Exercise aim: Copy from the material below, unchanged, the lines beginning with the one that has "x-tick-label: 50 [673,410,690,426]" and ending after the one that has "point [147,230,158,241]".

Data rows:
**********
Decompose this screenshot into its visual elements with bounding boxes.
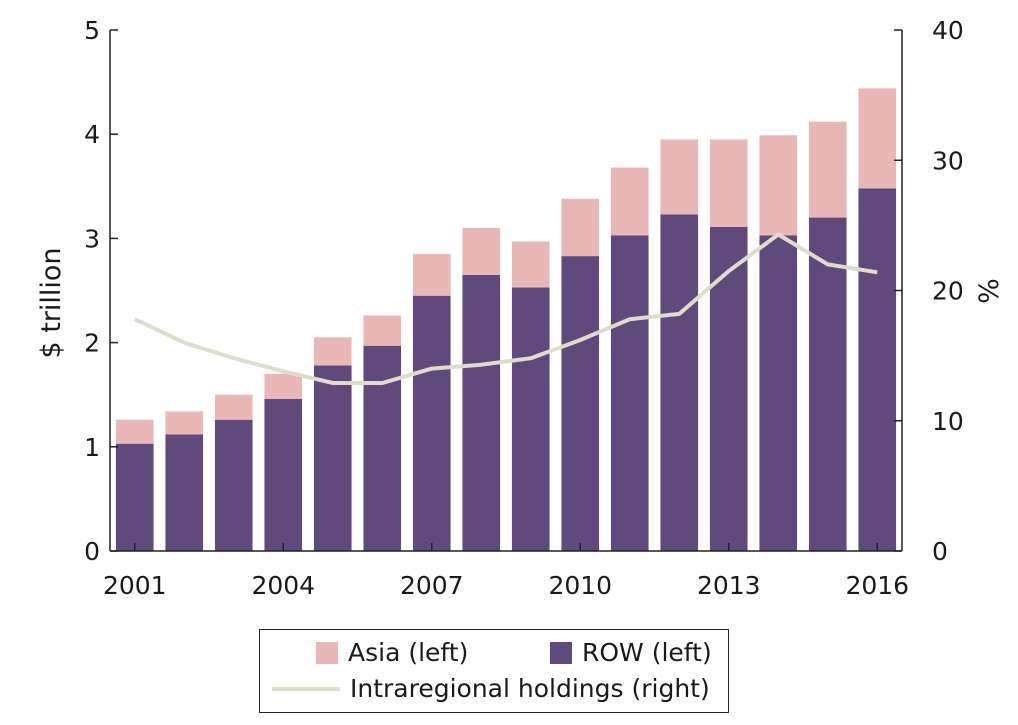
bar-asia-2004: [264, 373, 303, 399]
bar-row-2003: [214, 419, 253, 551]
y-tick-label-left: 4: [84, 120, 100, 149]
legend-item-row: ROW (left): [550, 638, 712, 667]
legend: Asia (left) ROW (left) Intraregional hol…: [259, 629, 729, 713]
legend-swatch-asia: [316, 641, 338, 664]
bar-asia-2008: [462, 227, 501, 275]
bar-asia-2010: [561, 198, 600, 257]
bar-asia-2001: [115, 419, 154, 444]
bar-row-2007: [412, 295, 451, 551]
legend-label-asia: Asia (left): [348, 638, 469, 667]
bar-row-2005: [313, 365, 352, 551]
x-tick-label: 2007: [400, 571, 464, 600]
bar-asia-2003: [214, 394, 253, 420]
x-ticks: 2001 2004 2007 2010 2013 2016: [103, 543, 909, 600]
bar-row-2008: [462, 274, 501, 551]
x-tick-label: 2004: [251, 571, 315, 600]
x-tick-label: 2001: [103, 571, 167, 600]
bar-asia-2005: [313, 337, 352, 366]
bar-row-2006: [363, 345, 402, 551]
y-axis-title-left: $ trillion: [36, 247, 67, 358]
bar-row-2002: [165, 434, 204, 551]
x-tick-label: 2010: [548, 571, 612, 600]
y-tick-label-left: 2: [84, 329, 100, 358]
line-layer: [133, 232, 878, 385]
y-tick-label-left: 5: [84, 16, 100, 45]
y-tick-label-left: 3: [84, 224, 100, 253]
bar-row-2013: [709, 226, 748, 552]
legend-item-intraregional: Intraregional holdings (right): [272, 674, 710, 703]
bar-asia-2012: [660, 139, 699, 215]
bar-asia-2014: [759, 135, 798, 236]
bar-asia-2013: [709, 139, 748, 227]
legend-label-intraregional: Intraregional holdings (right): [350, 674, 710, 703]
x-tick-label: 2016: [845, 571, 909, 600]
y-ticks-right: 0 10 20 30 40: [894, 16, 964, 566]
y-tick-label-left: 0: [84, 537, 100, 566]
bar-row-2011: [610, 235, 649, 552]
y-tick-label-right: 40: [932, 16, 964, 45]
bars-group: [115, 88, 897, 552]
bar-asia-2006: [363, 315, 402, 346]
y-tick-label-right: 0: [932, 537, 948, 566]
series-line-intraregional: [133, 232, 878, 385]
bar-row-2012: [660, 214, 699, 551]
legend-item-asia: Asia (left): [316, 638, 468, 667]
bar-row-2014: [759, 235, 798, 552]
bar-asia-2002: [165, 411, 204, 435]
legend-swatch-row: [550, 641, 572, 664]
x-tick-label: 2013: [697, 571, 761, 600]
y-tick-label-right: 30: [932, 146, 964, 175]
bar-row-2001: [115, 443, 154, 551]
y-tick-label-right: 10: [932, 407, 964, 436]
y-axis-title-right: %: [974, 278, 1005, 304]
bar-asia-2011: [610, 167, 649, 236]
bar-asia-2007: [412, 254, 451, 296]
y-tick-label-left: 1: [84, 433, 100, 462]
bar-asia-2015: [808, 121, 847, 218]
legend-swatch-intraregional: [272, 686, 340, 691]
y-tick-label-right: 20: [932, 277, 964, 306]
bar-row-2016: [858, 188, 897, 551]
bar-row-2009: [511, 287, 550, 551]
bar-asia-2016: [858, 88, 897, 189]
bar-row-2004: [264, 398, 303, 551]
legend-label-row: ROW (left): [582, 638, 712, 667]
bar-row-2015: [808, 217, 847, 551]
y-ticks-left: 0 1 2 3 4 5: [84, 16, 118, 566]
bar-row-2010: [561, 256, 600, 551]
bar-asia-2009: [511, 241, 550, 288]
**********
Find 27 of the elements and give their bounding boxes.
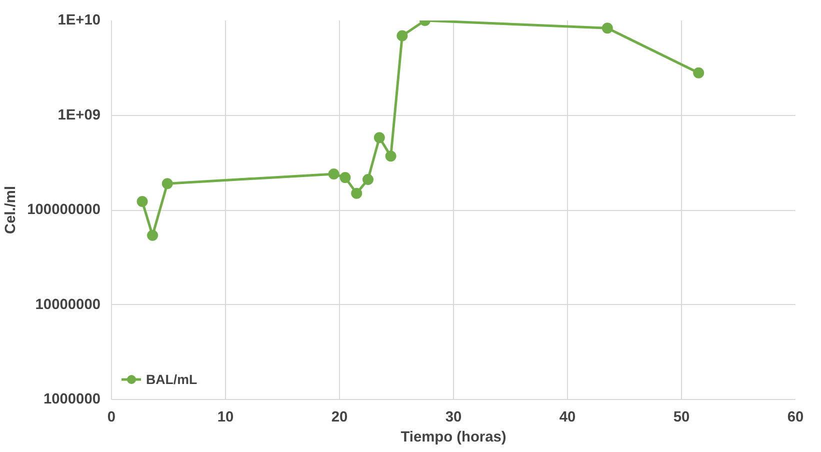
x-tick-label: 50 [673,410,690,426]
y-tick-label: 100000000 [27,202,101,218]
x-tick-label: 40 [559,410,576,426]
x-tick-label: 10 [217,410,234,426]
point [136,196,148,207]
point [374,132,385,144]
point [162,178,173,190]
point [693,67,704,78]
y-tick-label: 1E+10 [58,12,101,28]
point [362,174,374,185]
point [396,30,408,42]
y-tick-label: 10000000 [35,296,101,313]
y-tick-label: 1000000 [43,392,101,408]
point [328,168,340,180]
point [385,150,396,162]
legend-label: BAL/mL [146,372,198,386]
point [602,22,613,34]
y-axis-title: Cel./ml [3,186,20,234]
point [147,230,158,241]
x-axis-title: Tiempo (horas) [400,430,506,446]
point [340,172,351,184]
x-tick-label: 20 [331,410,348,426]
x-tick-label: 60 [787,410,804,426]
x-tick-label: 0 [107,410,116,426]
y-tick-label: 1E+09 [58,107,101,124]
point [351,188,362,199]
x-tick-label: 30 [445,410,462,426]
**********
Exercise result:
x-tick-label: 50 [673,410,690,426]
y-tick-label: 100000000 [27,202,101,218]
x-tick-label: 40 [559,410,576,426]
x-tick-label: 10 [217,410,234,426]
point [136,196,148,207]
point [374,132,385,144]
point [162,178,173,190]
point [693,67,704,78]
y-tick-label: 1E+10 [58,12,101,28]
point [362,174,374,185]
point [396,30,408,42]
y-tick-label: 10000000 [35,296,101,313]
y-tick-label: 1000000 [43,392,101,408]
point [328,168,340,180]
point [385,150,396,162]
legend-label: BAL/mL [146,372,198,386]
point [602,22,613,34]
y-axis-title: Cel./ml [3,186,20,234]
point [147,230,158,241]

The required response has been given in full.